# EXERCISE GOAL:
Your task is to gather the lines below that hold the string "order".

# MATERIAL SHOWN:
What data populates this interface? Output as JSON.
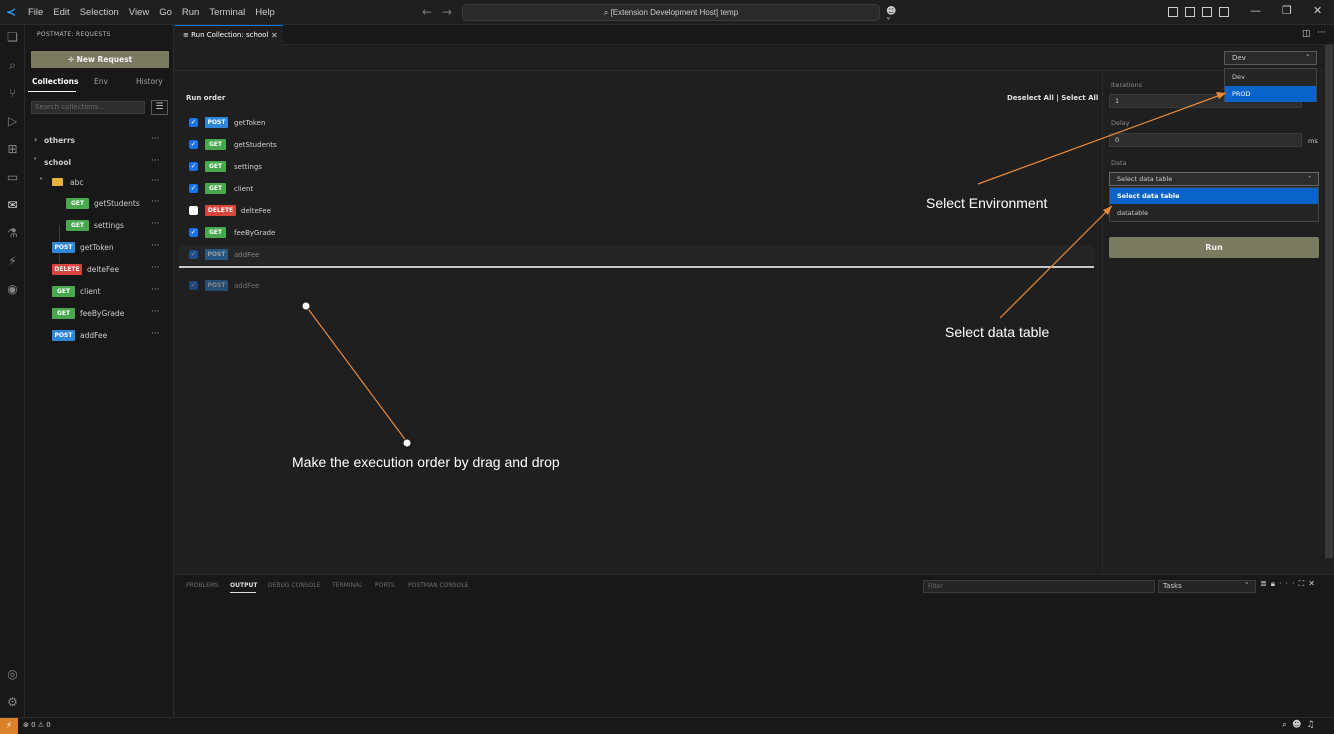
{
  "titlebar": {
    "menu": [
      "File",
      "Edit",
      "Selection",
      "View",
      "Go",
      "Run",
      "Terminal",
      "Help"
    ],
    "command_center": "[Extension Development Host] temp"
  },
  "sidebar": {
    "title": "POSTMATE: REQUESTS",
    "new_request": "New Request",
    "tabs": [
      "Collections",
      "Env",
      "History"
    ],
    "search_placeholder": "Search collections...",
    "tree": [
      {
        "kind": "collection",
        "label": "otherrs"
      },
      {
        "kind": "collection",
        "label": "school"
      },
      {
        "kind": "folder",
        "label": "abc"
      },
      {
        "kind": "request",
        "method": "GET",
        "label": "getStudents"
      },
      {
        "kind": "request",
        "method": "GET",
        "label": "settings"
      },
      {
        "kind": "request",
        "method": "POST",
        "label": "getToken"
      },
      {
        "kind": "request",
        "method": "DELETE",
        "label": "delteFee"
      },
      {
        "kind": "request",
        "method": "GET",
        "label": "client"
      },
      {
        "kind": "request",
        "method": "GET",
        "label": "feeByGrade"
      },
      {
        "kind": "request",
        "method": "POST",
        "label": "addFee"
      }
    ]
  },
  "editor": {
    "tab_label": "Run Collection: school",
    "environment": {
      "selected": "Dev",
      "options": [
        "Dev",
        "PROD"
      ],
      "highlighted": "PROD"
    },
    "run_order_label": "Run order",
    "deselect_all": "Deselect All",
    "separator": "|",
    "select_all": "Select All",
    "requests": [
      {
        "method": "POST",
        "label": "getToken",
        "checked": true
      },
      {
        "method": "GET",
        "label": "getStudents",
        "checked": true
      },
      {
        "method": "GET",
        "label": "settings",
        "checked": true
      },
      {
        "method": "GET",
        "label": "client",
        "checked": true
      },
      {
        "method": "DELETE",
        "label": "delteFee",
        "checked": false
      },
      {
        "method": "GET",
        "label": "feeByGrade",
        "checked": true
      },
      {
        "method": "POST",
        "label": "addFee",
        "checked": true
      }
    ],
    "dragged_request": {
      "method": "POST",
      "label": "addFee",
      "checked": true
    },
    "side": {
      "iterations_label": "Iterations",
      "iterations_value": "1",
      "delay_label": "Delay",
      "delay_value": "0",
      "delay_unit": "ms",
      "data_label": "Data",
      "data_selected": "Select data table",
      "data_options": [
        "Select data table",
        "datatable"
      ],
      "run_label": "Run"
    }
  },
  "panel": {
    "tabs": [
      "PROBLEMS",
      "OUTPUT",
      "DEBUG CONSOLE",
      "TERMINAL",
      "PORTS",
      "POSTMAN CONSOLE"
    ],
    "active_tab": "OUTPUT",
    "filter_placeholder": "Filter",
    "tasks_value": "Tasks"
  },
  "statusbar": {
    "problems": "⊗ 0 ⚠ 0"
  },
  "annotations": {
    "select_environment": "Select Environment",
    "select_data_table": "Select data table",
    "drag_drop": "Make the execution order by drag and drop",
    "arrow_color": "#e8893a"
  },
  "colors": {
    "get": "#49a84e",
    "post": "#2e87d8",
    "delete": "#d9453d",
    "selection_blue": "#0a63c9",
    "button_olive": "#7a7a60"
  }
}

...

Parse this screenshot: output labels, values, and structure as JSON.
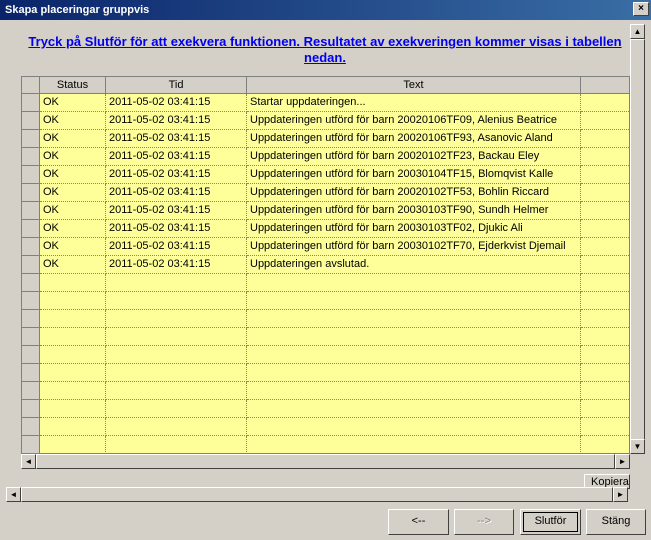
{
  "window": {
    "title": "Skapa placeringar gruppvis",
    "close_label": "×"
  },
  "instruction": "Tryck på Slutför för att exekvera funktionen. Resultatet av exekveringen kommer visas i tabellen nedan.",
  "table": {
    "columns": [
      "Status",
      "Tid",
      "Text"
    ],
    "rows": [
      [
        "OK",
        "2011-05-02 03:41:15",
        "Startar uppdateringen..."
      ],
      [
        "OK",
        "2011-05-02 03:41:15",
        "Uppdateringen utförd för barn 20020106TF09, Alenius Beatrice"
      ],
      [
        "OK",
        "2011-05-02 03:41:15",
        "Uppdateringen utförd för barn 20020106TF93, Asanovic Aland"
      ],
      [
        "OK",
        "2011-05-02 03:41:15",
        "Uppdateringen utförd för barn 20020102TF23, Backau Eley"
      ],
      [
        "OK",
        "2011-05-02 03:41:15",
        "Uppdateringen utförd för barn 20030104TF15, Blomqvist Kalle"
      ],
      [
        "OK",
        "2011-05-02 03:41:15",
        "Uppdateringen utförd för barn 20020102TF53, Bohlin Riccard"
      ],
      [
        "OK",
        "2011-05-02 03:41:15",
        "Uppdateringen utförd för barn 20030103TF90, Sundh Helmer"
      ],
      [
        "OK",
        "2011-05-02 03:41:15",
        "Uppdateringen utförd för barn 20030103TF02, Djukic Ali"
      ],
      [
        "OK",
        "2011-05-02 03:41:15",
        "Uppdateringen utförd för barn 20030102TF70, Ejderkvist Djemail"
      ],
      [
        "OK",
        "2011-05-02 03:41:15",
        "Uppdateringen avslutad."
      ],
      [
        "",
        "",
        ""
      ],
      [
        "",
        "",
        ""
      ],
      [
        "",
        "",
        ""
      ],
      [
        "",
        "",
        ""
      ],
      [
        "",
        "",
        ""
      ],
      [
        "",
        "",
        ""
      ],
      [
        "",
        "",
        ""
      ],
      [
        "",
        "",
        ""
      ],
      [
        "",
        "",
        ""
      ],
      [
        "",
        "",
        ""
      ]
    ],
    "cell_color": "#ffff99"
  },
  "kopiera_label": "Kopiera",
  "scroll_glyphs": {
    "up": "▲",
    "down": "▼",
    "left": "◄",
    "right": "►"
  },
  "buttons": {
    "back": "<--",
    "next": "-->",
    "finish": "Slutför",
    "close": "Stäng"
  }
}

# RESPONSE TO THIS TASK:
    "run_order_label": "Run order",
    "drag_drop": "Make the execution order by drag and drop",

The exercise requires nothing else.